* DESCRIPTION OF THE TASK *
Output the data below in full, byte for byte. Nothing may differ.

* MATERIAL PROVIDED *
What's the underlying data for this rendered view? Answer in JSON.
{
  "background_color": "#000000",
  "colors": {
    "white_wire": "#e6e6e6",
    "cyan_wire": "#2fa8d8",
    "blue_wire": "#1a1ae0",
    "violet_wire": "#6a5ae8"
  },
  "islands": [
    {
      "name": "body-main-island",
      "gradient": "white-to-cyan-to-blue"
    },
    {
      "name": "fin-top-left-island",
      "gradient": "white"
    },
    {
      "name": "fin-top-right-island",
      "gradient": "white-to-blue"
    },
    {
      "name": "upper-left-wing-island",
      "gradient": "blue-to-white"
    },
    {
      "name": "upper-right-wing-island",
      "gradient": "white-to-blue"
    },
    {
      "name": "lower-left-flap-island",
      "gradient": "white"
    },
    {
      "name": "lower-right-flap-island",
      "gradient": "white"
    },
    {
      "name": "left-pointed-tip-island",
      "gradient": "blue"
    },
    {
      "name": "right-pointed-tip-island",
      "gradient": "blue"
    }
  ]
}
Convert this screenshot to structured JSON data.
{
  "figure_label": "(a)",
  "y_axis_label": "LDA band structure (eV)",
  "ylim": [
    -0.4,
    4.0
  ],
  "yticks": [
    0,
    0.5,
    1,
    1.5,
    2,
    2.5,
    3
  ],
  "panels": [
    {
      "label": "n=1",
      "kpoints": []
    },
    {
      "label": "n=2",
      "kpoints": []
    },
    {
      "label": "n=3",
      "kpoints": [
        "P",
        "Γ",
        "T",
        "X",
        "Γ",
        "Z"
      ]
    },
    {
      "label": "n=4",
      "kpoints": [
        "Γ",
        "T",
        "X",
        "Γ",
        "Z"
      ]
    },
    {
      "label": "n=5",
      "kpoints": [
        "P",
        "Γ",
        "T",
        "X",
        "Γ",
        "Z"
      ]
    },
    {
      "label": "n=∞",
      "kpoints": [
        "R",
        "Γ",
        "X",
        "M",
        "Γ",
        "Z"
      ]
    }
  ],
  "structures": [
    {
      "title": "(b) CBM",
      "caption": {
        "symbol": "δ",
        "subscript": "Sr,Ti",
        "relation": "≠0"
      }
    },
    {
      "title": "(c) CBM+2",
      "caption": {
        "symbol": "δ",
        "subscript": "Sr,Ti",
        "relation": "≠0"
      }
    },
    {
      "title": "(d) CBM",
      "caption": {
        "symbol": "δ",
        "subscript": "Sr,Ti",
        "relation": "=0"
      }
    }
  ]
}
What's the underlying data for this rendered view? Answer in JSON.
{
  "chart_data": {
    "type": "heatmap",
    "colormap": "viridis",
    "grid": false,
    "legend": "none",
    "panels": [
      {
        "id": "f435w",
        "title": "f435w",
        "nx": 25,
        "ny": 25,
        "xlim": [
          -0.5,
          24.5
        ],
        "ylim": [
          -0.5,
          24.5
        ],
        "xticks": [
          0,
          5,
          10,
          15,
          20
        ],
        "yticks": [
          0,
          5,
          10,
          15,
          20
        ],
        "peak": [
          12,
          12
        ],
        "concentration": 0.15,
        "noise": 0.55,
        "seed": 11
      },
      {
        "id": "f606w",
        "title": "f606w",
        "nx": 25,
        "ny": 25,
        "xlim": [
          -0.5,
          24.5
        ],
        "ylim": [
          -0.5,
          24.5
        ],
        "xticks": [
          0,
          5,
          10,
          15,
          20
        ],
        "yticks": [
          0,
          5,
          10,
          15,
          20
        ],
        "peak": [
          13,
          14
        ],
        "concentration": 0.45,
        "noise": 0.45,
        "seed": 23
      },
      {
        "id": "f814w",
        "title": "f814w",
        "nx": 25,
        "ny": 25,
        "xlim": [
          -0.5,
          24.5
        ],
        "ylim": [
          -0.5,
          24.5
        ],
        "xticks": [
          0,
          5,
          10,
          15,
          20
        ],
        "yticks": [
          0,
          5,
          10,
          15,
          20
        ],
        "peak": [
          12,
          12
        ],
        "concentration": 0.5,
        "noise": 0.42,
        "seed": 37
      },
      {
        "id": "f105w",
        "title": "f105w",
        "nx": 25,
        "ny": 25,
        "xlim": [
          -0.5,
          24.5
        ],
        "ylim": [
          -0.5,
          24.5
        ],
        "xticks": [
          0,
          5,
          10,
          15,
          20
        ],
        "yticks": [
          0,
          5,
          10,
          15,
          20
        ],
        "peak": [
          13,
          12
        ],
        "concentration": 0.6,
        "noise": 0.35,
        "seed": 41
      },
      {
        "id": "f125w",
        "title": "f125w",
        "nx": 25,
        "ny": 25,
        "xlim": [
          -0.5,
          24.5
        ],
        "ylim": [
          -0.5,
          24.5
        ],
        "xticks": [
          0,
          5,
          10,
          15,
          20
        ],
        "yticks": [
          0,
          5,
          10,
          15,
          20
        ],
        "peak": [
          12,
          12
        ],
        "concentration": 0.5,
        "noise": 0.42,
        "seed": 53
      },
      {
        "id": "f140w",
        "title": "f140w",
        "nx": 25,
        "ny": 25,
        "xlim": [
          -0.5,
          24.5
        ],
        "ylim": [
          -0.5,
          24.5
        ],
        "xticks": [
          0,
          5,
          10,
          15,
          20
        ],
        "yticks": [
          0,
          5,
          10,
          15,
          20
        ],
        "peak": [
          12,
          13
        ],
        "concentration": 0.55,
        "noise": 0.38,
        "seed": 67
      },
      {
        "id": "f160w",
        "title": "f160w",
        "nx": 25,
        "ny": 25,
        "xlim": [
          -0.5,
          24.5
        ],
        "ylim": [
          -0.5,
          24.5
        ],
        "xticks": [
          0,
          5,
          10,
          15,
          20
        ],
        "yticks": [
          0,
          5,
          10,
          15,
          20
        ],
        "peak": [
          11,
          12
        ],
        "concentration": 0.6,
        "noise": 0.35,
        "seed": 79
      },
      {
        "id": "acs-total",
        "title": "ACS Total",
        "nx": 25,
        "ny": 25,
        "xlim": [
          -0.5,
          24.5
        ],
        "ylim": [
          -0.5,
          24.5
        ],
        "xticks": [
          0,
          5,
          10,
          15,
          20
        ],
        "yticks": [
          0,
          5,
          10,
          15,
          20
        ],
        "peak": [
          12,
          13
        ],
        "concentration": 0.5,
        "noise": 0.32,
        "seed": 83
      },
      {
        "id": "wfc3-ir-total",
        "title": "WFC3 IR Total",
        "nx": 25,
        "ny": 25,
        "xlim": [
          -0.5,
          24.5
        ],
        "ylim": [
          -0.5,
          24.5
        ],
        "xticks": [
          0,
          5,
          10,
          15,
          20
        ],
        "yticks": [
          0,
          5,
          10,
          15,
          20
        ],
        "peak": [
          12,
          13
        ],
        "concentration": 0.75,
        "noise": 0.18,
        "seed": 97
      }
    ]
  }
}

* RESPONSE FOR THIS EXERCISE *
What's the underlying data for this rendered view? Answer in JSON.
{
  "background_color": "#000000",
  "colors": {
    "white_wire": "#e6e6e6",
    "cyan_wire": "#2fa8d8",
    "blue_wire": "#1a1ae0",
    "violet_wire": "#6a5ae8"
  },
  "islands": [
    {
      "name": "body-main-island",
      "gradient": "white-to-cyan-to-blue"
    },
    {
      "name": "fin-top-left-island",
      "gradient": "white"
    },
    {
      "name": "fin-top-right-island",
      "gradient": "white-to-blue"
    },
    {
      "name": "upper-left-wing-island",
      "gradient": "blue-to-white"
    },
    {
      "name": "upper-right-wing-island",
      "gradient": "white-to-blue"
    },
    {
      "name": "lower-left-flap-island",
      "gradient": "white"
    },
    {
      "name": "lower-right-flap-island",
      "gradient": "white"
    },
    {
      "name": "left-pointed-tip-island",
      "gradient": "blue"
    },
    {
      "name": "right-pointed-tip-island",
      "gradient": "blue"
    }
  ]
}
Convert this screenshot to structured JSON data.
{
  "figure_label": "(a)",
  "y_axis_label": "LDA band structure (eV)",
  "ylim": [
    -0.4,
    4.0
  ],
  "yticks": [
    0,
    0.5,
    1,
    1.5,
    2,
    2.5,
    3
  ],
  "panels": [
    {
      "label": "n=1",
      "kpoints": []
    },
    {
      "label": "n=2",
      "kpoints": []
    },
    {
      "label": "n=3",
      "kpoints": [
        "P",
        "Γ",
        "T",
        "X",
        "Γ",
        "Z"
      ]
    },
    {
      "label": "n=4",
      "kpoints": [
        "Γ",
        "T",
        "X",
        "Γ",
        "Z"
      ]
    },
    {
      "label": "n=5",
      "kpoints": [
        "P",
        "Γ",
        "T",
        "X",
        "Γ",
        "Z"
      ]
    },
    {
      "label": "n=∞",
      "kpoints": [
        "R",
        "Γ",
        "X",
        "M",
        "Γ",
        "Z"
      ]
    }
  ],
  "structures": [
    {
      "title": "(b) CBM",
      "caption": {
        "symbol": "δ",
        "subscript": "Sr,Ti",
        "relation": "≠0"
      }
    },
    {
      "title": "(c) CBM+2",
      "caption": {
        "symbol": "δ",
        "subscript": "Sr,Ti",
        "relation": "≠0"
      }
    },
    {
      "title": "(d) CBM",
      "caption": {
        "symbol": "δ",
        "subscript": "Sr,Ti",
        "relation": "=0"
      }
    }
  ]
}
What's the underlying data for this rendered view? Answer in JSON.
{
  "chart_data": {
    "type": "heatmap",
    "colormap": "viridis",
    "grid": false,
    "legend": "none",
    "panels": [
      {
        "id": "f435w",
        "title": "f435w",
        "nx": 25,
        "ny": 25,
        "xlim": [
          -0.5,
          24.5
        ],
        "ylim": [
          -0.5,
          24.5
        ],
        "xticks": [
          0,
          5,
          10,
          15,
          20
        ],
        "yticks": [
          0,
          5,
          10,
          15,
          20
        ],
        "peak": [
          12,
          12
        ],
        "concentration": 0.15,
        "noise": 0.55,
        "seed": 11
      },
      {
        "id": "f606w",
        "title": "f606w",
        "nx": 25,
        "ny": 25,
        "xlim": [
          -0.5,
          24.5
        ],
        "ylim": [
          -0.5,
          24.5
        ],
        "xticks": [
          0,
          5,
          10,
          15,
          20
        ],
        "yticks": [
          0,
          5,
          10,
          15,
          20
        ],
        "peak": [
          13,
          14
        ],
        "concentration": 0.45,
        "noise": 0.45,
        "seed": 23
      },
      {
        "id": "f814w",
        "title": "f814w",
        "nx": 25,
        "ny": 25,
        "xlim": [
          -0.5,
          24.5
        ],
        "ylim": [
          -0.5,
          24.5
        ],
        "xticks": [
          0,
          5,
          10,
          15,
          20
        ],
        "yticks": [
          0,
          5,
          10,
          15,
          20
        ],
        "peak": [
          12,
          12
        ],
        "concentration": 0.5,
        "noise": 0.42,
        "seed": 37
      },
      {
        "id": "f105w",
        "title": "f105w",
        "nx": 25,
        "ny": 25,
        "xlim": [
          -0.5,
          24.5
        ],
        "ylim": [
          -0.5,
          24.5
        ],
        "xticks": [
          0,
          5,
          10,
          15,
          20
        ],
        "yticks": [
          0,
          5,
          10,
          15,
          20
        ],
        "peak": [
          13,
          12
        ],
        "concentration": 0.6,
        "noise": 0.35,
        "seed": 41
      },
      {
        "id": "f125w",
        "title": "f125w",
        "nx": 25,
        "ny": 25,
        "xlim": [
          -0.5,
          24.5
        ],
        "ylim": [
          -0.5,
          24.5
        ],
        "xticks": [
          0,
          5,
          10,
          15,
          20
        ],
        "yticks": [
          0,
          5,
          10,
          15,
          20
        ],
        "peak": [
          12,
          12
        ],
        "concentration": 0.5,
        "noise": 0.42,
        "seed": 53
      },
      {
        "id": "f140w",
        "title": "f140w",
        "nx": 25,
        "ny": 25,
        "xlim": [
          -0.5,
          24.5
        ],
        "ylim": [
          -0.5,
          24.5
        ],
        "xticks": [
          0,
          5,
          10,
          15,
          20
        ],
        "yticks": [
          0,
          5,
          10,
          15,
          20
        ],
        "peak": [
          12,
          13
        ],
        "concentration": 0.55,
        "noise": 0.38,
        "seed": 67
      },
      {
        "id": "f160w",
        "title": "f160w",
        "nx": 25,
        "ny": 25,
        "xlim": [
          -0.5,
          24.5
        ],
        "ylim": [
          -0.5,
          24.5
        ],
        "xticks": [
          0,
          5,
          10,
          15,
          20
        ],
        "yticks": [
          0,
          5,
          10,
          15,
          20
        ],
        "peak": [
          11,
          12
        ],
        "concentration": 0.6,
        "noise": 0.35,
        "seed": 79
      },
      {
        "id": "acs-total",
        "title": "ACS Total",
        "nx": 25,
        "ny": 25,
        "xlim": [
          -0.5,
          24.5
        ],
        "ylim": [
          -0.5,
          24.5
        ],
        "xticks": [
          0,
          5,
          10,
          15,
          20
        ],
        "yticks": [
          0,
          5,
          10,
          15,
          20
        ],
        "peak": [
          12,
          13
        ],
        "concentration": 0.5,
        "noise": 0.32,
        "seed": 83
      },
      {
        "id": "wfc3-ir-total",
        "title": "WFC3 IR Total",
        "nx": 25,
        "ny": 25,
        "xlim": [
          -0.5,
          24.5
        ],
        "ylim": [
          -0.5,
          24.5
        ],
        "xticks": [
          0,
          5,
          10,
          15,
          20
        ],
        "yticks": [
          0,
          5,
          10,
          15,
          20
        ],
        "peak": [
          12,
          13
        ],
        "concentration": 0.75,
        "noise": 0.18,
        "seed": 97
      }
    ]
  }
}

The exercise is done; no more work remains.